Entries provided:
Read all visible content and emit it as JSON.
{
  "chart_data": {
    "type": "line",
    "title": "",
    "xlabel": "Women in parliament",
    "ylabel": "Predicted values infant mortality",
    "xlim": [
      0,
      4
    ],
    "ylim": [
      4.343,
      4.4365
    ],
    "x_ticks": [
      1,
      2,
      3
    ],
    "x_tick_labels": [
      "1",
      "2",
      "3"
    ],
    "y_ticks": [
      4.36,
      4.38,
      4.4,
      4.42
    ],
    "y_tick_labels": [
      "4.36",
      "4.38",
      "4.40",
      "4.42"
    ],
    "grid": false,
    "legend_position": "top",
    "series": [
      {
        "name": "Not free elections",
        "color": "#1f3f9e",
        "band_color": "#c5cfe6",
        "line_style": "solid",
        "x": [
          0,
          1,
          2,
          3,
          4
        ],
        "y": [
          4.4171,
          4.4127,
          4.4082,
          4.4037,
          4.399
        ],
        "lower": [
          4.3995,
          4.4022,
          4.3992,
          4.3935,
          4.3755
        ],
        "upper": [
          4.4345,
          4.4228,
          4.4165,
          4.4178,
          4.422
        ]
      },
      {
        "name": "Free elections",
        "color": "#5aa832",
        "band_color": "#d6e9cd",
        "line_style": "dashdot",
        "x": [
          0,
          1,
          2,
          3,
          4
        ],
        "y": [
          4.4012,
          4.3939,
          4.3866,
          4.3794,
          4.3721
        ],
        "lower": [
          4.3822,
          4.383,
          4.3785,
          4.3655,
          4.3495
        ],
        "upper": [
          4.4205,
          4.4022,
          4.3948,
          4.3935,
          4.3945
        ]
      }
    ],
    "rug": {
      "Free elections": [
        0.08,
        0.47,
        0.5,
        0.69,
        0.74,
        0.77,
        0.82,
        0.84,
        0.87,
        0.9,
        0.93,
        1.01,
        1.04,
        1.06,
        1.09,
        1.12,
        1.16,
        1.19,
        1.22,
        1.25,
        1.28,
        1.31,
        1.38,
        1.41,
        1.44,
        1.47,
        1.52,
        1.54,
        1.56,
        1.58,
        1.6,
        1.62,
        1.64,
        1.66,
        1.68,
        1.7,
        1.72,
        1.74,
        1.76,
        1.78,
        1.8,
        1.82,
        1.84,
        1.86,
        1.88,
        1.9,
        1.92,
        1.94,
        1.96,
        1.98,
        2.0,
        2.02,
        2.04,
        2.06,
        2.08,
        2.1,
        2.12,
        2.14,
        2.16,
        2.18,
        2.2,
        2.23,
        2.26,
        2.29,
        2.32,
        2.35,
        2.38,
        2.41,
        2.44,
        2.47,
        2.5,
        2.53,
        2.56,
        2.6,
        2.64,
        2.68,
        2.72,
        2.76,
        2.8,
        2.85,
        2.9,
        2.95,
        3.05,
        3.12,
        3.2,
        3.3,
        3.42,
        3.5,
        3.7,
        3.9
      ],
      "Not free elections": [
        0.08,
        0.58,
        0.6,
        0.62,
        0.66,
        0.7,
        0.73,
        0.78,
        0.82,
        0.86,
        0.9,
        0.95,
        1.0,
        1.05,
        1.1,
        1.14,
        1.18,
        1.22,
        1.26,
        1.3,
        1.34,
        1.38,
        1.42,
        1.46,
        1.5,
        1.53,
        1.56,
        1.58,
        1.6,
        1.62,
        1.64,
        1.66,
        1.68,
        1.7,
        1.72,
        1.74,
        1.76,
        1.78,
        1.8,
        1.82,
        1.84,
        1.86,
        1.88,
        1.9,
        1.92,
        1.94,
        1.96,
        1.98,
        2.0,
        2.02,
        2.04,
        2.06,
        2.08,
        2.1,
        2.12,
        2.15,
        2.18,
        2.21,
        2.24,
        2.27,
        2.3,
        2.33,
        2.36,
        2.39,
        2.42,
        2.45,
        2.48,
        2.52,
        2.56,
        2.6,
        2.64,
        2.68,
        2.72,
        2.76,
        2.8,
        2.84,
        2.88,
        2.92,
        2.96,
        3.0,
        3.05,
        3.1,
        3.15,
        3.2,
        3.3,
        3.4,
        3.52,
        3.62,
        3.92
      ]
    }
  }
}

Objective:
Copy out all the entries shown above, character for character.

Answer in full:
Read all visible content and emit it as JSON.
{
  "chart_data": {
    "type": "line",
    "title": "",
    "xlabel": "Women in parliament",
    "ylabel": "Predicted values infant mortality",
    "xlim": [
      0,
      4
    ],
    "ylim": [
      4.343,
      4.4365
    ],
    "x_ticks": [
      1,
      2,
      3
    ],
    "x_tick_labels": [
      "1",
      "2",
      "3"
    ],
    "y_ticks": [
      4.36,
      4.38,
      4.4,
      4.42
    ],
    "y_tick_labels": [
      "4.36",
      "4.38",
      "4.40",
      "4.42"
    ],
    "grid": false,
    "legend_position": "top",
    "series": [
      {
        "name": "Not free elections",
        "color": "#1f3f9e",
        "band_color": "#c5cfe6",
        "line_style": "solid",
        "x": [
          0,
          1,
          2,
          3,
          4
        ],
        "y": [
          4.4171,
          4.4127,
          4.4082,
          4.4037,
          4.399
        ],
        "lower": [
          4.3995,
          4.4022,
          4.3992,
          4.3935,
          4.3755
        ],
        "upper": [
          4.4345,
          4.4228,
          4.4165,
          4.4178,
          4.422
        ]
      },
      {
        "name": "Free elections",
        "color": "#5aa832",
        "band_color": "#d6e9cd",
        "line_style": "dashdot",
        "x": [
          0,
          1,
          2,
          3,
          4
        ],
        "y": [
          4.4012,
          4.3939,
          4.3866,
          4.3794,
          4.3721
        ],
        "lower": [
          4.3822,
          4.383,
          4.3785,
          4.3655,
          4.3495
        ],
        "upper": [
          4.4205,
          4.4022,
          4.3948,
          4.3935,
          4.3945
        ]
      }
    ],
    "rug": {
      "Free elections": [
        0.08,
        0.47,
        0.5,
        0.69,
        0.74,
        0.77,
        0.82,
        0.84,
        0.87,
        0.9,
        0.93,
        1.01,
        1.04,
        1.06,
        1.09,
        1.12,
        1.16,
        1.19,
        1.22,
        1.25,
        1.28,
        1.31,
        1.38,
        1.41,
        1.44,
        1.47,
        1.52,
        1.54,
        1.56,
        1.58,
        1.6,
        1.62,
        1.64,
        1.66,
        1.68,
        1.7,
        1.72,
        1.74,
        1.76,
        1.78,
        1.8,
        1.82,
        1.84,
        1.86,
        1.88,
        1.9,
        1.92,
        1.94,
        1.96,
        1.98,
        2.0,
        2.02,
        2.04,
        2.06,
        2.08,
        2.1,
        2.12,
        2.14,
        2.16,
        2.18,
        2.2,
        2.23,
        2.26,
        2.29,
        2.32,
        2.35,
        2.38,
        2.41,
        2.44,
        2.47,
        2.5,
        2.53,
        2.56,
        2.6,
        2.64,
        2.68,
        2.72,
        2.76,
        2.8,
        2.85,
        2.9,
        2.95,
        3.05,
        3.12,
        3.2,
        3.3,
        3.42,
        3.5,
        3.7,
        3.9
      ],
      "Not free elections": [
        0.08,
        0.58,
        0.6,
        0.62,
        0.66,
        0.7,
        0.73,
        0.78,
        0.82,
        0.86,
        0.9,
        0.95,
        1.0,
        1.05,
        1.1,
        1.14,
        1.18,
        1.22,
        1.26,
        1.3,
        1.34,
        1.38,
        1.42,
        1.46,
        1.5,
        1.53,
        1.56,
        1.58,
        1.6,
        1.62,
        1.64,
        1.66,
        1.68,
        1.7,
        1.72,
        1.74,
        1.76,
        1.78,
        1.8,
        1.82,
        1.84,
        1.86,
        1.88,
        1.9,
        1.92,
        1.94,
        1.96,
        1.98,
        2.0,
        2.02,
        2.04,
        2.06,
        2.08,
        2.1,
        2.12,
        2.15,
        2.18,
        2.21,
        2.24,
        2.27,
        2.3,
        2.33,
        2.36,
        2.39,
        2.42,
        2.45,
        2.48,
        2.52,
        2.56,
        2.6,
        2.64,
        2.68,
        2.72,
        2.76,
        2.8,
        2.84,
        2.88,
        2.92,
        2.96,
        3.0,
        3.05,
        3.1,
        3.15,
        3.2,
        3.3,
        3.4,
        3.52,
        3.62,
        3.92
      ]
    }
  }
}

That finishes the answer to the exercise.